# THINGS TO DO
1) In the comments about the Bible and historical evidence, why does one commenter find the lack of evidence for King David especially troubling? Answer in one to three sentences.
2) Please rewrite the paragraph beginning "I know about the historical evidence" from the comments about the Bible and historical evidence as a short bulleted list, keeping its main points.
3) Continue the comments about the Bible and historical evidence, picking up right after their final sentence.

*** TEXT SEGMENT Section Begins ***

ReplyDeleteI also found the post you mention to be quite troubling, especially since it was written by a person I really care about.
ReplyDeleteYou wrote:
We still have existing cultures and places from Old and New Testament.
This is true, but there is *no* evidence for some very central parts of the Biblical narrative-- no evidence of Abraham or King David (this one is really troubling, since rulers are usually well documented). There is no evidence that the Jews were ever in captivity in Egypt. Etc. Our culture teaches us that the Bible is history, but this is not borne out by the archaeological evidence that we have today.
Ow. Intellectual dishonesty. That really hurts.
ReplyDeleteI know about the historical evidence. I'm a historian. I also know how enormous edifices of historical truth can be built on the flimsiest of evidence. I know how time and basic physical and social processes erase the vast majority of the past and literally leave little more than traces. And I also know how historians frequently are confronted with conflicting evidence, and are forced to choose their conclusions based not on "the evidence" per se but on their personal preferences or their theoretical models of choice.
Even well-documented recent historical events are hotly debated by historians. In fact, it seems, the more the evidence and the more recent the events, the less incontrovertible our statements about them become.
I don't know how many ways I can state that I am interested in more, not less evidence. I'm not interested in denying or suppressing evidence. I love the quandaries created when the same piece of evidence can be seen as supporting diametrically opposed points of view. Doubt and questioning are sacred. I love having my deepest personal convictions called into doubt. That too is sacred.

*** TEXT SEGMENT Section Ends ***
*** GIVEN INFORMATION Section Begins ***

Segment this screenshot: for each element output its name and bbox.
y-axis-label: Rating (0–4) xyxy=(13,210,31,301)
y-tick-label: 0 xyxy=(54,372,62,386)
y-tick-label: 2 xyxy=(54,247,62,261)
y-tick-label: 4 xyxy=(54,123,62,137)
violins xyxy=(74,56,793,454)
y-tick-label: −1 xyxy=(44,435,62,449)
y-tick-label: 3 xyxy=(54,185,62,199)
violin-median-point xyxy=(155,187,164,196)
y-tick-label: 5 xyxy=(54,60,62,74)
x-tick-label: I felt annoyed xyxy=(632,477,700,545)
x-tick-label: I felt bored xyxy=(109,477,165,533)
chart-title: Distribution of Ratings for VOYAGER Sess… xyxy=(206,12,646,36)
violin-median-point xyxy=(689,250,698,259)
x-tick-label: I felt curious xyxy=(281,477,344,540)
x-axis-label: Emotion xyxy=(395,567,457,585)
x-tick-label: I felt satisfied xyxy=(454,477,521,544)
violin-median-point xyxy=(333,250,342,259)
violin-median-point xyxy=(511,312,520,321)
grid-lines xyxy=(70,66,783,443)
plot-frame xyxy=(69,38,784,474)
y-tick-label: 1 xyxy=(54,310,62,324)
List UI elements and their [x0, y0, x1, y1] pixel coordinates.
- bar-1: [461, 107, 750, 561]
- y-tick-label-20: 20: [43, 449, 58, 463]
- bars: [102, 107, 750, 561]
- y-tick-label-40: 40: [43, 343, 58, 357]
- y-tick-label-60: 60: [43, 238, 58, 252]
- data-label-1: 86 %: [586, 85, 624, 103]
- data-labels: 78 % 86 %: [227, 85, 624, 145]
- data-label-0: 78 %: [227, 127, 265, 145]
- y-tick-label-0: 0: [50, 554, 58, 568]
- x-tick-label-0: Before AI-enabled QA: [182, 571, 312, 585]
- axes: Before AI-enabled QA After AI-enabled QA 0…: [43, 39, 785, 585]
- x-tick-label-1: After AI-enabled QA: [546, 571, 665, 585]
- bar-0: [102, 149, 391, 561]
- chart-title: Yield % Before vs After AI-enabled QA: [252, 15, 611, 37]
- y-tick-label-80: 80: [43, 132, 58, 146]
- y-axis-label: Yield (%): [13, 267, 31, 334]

*** GIVEN INFORMATION Section Ends ***

# ANSWERS TO THE EXERCISES
1) The commenter finds it especially troubling because rulers are usually well documented. That makes the absence of any evidence for King David stand out.

2)
- The writer is a historian and knows the historical evidence.
- Large structures of historical truth can rest on very thin evidence.
- Time and basic physical and social processes erase most of the past, leaving little more than traces.
- Historians often face conflicting evidence and must choose conclusions based on personal preference or favored theoretical models rather than on the evidence itself.

3)
We all have filters. From the moment we decide Mormonism must be false, for whatever reason, that immediately becomes a filter through which we glean and eliminate different kinds of evidence.
I have to remain open to certain possibilities because of what I have experienced. I understand the complexities and contradictions, but to me it is not rational to reject faith based on what I know.
If you want to call that intellectual dishonesty, OK. It hurts, but I'd rather endure the sting of that than abandon what I've found to be the way of life.
I understand what you mean...I always find it amusing and kind of sad how instead of saying "I don't know" when it comes to the issues with historical evidence regarding the Book of Mormon, rather they turn it into a huge mess that overlaps at times onto itself with its explanations of the holes in the evidence. If they just said "I don't know", it would all seem more sincere...but instead it's a resolute attack on the evidence that the Boof of Mormon isn't true, complete with conspiracy theories and other ridiculousness.
ReplyDeleteGrant, but isn't the issue that people are taught/encouraged to say, "I know..." in the first place. For them to say "I don't know" *is* a threat to their testimonies.
ReplyDeleteJ G-W, I understand your point about the flimsiness of history (which is why I, as a non-historian, don't really care about it too much). But I would say that the issue is not when one decides Mormonism "must be false." Rather, when one realizes that Mormonism does not have to be true (which is the assumption we have growing up in the church), then one doesn't have to rack themselves trying to reconcile prepackaged and correlated histories to nearly everything else in scholarship. To be frank, this isn't about the history. This is about the emotional duress that it takes to plug in holes of something that has too many for us.
I think you're getting things mixed up. No one is calling your deepest personal convictions into question (unless your deepest personal conviction directly is, "The Book of Mormon is historically true and accurate.") Rather, your deepest personal convictions -- at least to me -- seem to be separate from the history around it. You are open to certain possibilities because of what you have experienced, and from what I've read, what you have experienced is not a historical or archeological breakthrough, but a spiritual one.
I will repeat some things you said to Sean. History as a field is much more delicate than history books try to make it.